> **The exercise**: Check every line of the material below for "human". Give the number of lines that have it, and only that.

[Rows from a dataset]
---------------
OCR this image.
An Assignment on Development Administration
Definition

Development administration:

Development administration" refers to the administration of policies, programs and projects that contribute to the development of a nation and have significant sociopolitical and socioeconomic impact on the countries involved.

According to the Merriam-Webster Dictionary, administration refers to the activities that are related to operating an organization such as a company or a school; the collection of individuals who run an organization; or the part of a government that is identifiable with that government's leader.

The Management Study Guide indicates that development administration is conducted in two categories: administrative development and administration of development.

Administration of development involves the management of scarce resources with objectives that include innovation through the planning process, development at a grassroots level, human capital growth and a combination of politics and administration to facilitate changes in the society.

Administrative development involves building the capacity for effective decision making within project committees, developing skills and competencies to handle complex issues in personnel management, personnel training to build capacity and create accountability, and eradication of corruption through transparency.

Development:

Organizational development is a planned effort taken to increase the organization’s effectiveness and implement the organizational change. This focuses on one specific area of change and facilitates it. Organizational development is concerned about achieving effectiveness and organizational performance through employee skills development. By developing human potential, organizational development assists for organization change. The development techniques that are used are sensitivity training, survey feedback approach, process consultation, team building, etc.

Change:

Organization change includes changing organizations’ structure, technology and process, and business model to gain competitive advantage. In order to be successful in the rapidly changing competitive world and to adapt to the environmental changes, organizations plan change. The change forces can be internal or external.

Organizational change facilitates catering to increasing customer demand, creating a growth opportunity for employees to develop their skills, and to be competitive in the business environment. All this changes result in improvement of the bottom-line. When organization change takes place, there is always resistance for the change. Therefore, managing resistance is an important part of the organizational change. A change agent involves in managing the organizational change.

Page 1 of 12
---------------
> **Problem solution**: 2